Check each line of the entries below for the string "шаблон" and state how many lines have it, with no other text.

[Source material start]

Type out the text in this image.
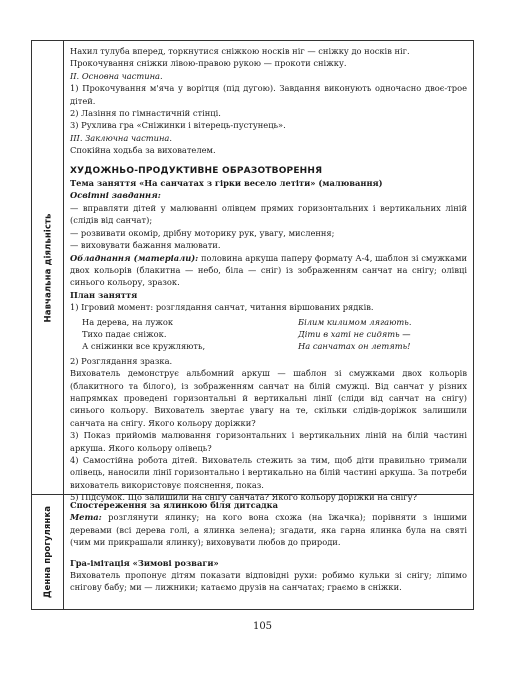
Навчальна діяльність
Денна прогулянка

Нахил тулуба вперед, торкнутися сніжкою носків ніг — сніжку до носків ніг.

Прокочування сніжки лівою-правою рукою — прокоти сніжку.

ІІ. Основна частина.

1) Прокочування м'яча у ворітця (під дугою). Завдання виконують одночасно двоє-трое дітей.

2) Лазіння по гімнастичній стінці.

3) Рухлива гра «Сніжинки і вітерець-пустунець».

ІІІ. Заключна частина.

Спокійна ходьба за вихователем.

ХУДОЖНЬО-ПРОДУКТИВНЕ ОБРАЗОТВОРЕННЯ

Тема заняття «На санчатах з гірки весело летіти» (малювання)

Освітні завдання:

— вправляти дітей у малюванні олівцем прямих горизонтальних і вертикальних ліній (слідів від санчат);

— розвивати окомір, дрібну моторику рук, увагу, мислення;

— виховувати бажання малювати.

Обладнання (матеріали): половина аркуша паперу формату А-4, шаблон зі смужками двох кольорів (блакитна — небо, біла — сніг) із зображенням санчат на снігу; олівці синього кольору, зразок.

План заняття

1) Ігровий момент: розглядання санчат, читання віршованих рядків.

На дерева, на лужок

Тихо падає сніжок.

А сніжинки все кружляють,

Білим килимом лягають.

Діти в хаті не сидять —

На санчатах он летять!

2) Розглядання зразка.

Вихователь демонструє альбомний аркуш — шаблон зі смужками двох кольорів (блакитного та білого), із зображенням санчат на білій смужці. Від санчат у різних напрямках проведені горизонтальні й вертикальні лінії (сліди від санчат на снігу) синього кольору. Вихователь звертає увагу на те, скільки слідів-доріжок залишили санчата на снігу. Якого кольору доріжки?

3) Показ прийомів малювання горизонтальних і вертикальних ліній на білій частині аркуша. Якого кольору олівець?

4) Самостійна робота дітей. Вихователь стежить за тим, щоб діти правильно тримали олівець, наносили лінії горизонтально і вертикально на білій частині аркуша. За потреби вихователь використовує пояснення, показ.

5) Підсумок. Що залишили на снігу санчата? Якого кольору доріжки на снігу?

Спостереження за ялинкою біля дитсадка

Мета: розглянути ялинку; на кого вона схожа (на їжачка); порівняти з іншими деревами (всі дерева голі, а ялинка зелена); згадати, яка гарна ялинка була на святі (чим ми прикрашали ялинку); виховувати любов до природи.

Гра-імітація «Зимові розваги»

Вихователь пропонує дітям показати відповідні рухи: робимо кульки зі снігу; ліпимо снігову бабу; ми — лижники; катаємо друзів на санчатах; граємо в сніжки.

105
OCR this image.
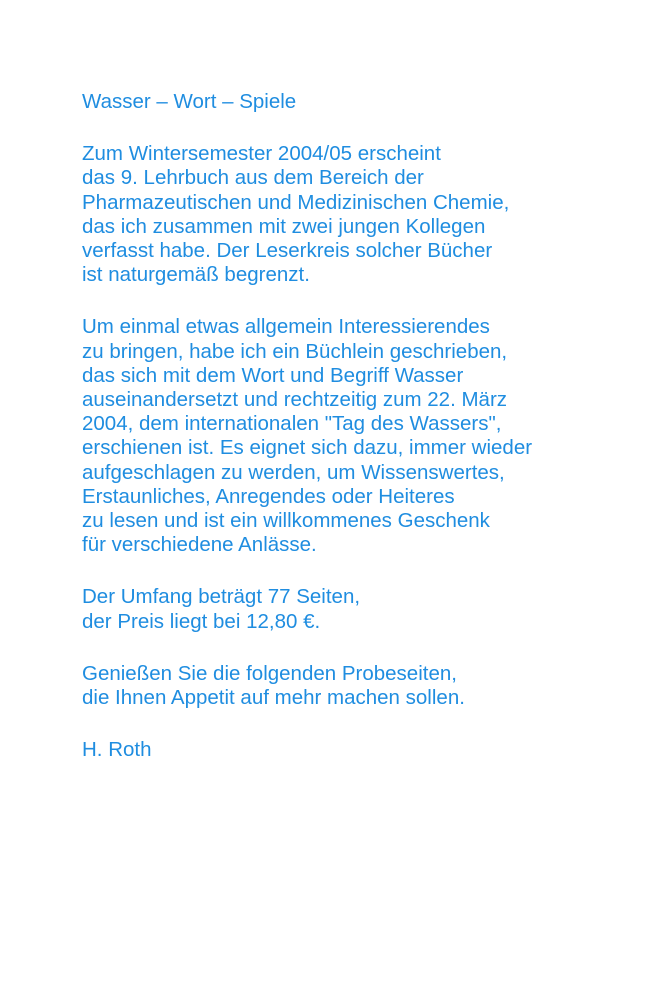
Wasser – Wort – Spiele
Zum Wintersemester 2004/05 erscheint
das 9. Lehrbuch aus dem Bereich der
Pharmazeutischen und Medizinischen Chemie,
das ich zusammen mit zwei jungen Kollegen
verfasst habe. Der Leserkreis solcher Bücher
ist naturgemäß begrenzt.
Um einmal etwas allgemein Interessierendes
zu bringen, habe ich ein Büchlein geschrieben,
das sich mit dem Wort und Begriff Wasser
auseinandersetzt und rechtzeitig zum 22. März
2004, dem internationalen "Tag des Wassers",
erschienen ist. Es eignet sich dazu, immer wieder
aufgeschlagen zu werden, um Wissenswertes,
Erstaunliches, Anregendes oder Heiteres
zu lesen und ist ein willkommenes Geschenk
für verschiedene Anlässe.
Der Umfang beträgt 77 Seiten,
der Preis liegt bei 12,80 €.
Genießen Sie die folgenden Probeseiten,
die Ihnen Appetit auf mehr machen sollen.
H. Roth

[Source material end]
[Source material start]

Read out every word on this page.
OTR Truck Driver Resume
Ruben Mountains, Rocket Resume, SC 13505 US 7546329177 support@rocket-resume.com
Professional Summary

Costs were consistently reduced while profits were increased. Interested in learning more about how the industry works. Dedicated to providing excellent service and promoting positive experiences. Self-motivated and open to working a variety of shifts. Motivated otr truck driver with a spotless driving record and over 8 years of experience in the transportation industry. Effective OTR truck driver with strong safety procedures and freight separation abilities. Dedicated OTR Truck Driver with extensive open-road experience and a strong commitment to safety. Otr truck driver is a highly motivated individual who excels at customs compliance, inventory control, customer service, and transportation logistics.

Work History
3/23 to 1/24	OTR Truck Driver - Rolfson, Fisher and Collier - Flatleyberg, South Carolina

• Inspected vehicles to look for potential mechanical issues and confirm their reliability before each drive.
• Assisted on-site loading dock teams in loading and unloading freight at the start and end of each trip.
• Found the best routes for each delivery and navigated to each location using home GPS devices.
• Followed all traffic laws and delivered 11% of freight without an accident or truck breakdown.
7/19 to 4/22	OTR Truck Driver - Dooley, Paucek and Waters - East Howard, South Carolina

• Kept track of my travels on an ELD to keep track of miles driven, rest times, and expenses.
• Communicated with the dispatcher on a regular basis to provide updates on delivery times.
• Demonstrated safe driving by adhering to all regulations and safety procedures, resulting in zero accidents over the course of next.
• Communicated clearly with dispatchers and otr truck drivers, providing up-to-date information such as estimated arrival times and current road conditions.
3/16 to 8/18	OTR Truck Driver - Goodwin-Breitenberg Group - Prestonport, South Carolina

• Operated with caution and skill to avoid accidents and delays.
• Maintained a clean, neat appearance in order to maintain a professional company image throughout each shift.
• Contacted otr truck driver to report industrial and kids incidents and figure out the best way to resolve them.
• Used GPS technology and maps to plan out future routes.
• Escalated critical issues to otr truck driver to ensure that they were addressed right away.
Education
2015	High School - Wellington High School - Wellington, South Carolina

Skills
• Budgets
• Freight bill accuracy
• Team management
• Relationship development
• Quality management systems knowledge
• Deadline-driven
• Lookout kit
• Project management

[Source material end]

Result:
2